* TASK INSTRUCTIONS
Copy out each line featuring the string "Land" from the entries beneath.
★ ★ ★
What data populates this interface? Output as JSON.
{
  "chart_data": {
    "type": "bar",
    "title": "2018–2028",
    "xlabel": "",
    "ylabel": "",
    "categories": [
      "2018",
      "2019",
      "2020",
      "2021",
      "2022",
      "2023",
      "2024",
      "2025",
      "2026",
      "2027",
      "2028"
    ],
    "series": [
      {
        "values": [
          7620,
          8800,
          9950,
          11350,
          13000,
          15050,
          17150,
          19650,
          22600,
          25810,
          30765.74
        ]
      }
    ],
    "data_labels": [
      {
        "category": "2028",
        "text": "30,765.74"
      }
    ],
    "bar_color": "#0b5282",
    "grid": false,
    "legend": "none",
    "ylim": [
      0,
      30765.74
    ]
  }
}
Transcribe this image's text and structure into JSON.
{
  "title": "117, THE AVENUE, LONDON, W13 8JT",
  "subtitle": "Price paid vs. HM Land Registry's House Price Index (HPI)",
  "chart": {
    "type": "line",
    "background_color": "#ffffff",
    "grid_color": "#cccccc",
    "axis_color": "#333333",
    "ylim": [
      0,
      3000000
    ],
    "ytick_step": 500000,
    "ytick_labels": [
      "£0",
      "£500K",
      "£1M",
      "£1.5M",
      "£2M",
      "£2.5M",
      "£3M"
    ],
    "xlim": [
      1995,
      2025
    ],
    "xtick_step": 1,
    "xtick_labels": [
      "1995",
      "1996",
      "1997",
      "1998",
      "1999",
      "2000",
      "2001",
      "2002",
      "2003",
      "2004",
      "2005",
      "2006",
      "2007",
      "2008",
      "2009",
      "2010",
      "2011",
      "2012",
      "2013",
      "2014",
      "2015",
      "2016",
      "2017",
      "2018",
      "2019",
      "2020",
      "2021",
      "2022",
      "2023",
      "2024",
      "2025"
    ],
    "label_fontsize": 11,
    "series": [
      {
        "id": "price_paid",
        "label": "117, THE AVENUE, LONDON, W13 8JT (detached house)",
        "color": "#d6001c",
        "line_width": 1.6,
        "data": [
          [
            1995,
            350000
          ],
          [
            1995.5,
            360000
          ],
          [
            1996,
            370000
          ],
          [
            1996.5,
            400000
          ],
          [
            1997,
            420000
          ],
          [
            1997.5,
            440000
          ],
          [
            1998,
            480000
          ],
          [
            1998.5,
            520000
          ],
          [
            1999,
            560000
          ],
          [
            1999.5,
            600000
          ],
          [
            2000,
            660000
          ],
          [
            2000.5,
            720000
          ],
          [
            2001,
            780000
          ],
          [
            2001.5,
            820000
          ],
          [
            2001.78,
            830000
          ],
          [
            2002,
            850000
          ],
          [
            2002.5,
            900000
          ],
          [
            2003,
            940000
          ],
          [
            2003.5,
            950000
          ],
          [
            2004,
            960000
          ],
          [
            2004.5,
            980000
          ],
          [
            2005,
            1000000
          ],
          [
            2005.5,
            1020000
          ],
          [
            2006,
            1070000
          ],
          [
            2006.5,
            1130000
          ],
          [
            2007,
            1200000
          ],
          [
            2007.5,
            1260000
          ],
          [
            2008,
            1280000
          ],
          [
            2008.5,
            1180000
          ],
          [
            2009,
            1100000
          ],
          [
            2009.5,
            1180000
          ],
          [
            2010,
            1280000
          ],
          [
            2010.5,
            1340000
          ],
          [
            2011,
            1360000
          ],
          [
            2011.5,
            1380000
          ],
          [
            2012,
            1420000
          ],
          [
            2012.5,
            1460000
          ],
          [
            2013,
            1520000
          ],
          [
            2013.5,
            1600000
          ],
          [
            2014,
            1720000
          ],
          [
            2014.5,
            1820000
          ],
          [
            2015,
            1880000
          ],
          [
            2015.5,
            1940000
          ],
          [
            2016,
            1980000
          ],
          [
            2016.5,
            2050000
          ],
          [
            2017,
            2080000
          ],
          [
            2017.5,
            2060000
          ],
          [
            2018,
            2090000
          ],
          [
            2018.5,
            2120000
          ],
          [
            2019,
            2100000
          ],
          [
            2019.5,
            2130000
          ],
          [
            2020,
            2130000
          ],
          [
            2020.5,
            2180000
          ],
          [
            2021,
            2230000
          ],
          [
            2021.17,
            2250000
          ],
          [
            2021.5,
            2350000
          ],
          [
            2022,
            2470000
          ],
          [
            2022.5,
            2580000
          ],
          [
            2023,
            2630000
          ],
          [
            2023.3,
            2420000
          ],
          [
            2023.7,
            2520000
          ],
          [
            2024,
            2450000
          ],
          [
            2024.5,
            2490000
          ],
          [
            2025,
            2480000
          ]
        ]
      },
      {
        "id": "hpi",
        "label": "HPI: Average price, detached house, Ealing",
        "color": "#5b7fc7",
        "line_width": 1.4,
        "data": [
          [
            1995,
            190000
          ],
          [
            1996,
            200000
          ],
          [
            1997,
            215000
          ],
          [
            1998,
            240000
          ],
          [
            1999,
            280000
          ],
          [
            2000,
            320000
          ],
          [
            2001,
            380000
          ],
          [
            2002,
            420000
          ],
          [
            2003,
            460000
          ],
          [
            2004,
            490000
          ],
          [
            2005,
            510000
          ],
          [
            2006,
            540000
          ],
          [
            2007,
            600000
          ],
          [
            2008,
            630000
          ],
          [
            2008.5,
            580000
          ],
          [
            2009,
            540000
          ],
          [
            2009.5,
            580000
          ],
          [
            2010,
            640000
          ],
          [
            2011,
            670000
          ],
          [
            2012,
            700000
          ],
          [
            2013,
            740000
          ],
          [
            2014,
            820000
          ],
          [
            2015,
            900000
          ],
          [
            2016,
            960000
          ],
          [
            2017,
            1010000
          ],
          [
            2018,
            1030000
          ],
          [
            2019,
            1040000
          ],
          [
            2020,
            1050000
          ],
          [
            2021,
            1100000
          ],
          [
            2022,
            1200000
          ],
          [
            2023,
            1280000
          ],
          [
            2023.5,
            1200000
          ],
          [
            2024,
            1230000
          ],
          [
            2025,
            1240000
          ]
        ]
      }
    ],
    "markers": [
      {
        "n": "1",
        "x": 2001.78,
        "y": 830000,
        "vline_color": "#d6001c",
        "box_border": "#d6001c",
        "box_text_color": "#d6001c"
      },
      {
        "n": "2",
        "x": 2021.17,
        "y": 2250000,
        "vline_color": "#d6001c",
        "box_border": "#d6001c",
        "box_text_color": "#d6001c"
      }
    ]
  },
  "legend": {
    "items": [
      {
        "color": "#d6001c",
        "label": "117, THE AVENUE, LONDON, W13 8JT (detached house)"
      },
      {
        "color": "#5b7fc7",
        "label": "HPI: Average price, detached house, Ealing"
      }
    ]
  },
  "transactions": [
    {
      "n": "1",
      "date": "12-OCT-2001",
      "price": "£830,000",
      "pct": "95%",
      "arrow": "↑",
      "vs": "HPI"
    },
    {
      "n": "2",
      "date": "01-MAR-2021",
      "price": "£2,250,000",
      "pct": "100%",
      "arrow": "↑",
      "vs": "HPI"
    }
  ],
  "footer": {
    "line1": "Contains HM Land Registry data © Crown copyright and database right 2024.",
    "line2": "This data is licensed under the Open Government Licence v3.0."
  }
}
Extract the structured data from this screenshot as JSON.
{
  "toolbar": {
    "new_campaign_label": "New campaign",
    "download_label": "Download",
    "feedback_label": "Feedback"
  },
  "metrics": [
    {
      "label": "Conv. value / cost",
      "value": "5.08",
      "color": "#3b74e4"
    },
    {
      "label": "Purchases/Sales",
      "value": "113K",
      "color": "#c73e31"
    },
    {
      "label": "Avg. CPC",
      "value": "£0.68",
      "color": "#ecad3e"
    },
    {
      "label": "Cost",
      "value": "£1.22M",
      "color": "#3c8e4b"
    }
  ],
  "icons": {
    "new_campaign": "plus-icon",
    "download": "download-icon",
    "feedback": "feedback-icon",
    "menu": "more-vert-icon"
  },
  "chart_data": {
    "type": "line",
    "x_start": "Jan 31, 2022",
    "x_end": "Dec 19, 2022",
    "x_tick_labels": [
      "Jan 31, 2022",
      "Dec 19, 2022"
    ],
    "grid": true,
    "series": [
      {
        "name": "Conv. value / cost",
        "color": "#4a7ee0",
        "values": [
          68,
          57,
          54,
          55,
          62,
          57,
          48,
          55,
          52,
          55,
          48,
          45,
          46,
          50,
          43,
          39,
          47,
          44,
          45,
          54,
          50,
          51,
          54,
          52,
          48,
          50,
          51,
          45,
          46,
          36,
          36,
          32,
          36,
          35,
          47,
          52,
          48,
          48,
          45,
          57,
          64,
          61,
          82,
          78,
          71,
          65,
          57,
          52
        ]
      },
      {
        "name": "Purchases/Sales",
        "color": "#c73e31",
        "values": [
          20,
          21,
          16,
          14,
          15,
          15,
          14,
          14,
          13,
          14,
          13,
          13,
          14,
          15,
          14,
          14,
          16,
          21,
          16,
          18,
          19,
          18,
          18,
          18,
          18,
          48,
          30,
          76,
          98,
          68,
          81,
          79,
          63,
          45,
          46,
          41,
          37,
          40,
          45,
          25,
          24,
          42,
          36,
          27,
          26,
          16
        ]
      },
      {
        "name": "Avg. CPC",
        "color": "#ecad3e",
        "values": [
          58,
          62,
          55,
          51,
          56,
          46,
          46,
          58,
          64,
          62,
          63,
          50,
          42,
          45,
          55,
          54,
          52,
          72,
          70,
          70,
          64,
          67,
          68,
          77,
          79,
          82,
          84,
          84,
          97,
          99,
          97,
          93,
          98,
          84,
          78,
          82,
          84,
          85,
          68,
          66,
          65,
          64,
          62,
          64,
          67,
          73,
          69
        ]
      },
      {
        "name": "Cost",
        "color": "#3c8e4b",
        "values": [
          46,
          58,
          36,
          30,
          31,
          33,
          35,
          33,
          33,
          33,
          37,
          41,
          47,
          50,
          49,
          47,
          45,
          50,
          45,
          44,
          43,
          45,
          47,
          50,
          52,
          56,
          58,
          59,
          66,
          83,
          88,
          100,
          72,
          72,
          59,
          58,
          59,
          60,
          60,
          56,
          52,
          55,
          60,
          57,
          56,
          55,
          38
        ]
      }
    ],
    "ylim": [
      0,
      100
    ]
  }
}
★ ★ ★
* FINISHED EXERCISE
  "subtitle": "Price paid vs. HM Land Registry's House Price Index (HPI)",
    "line1": "Contains HM Land Registry data © Crown copyright and database right 2024.",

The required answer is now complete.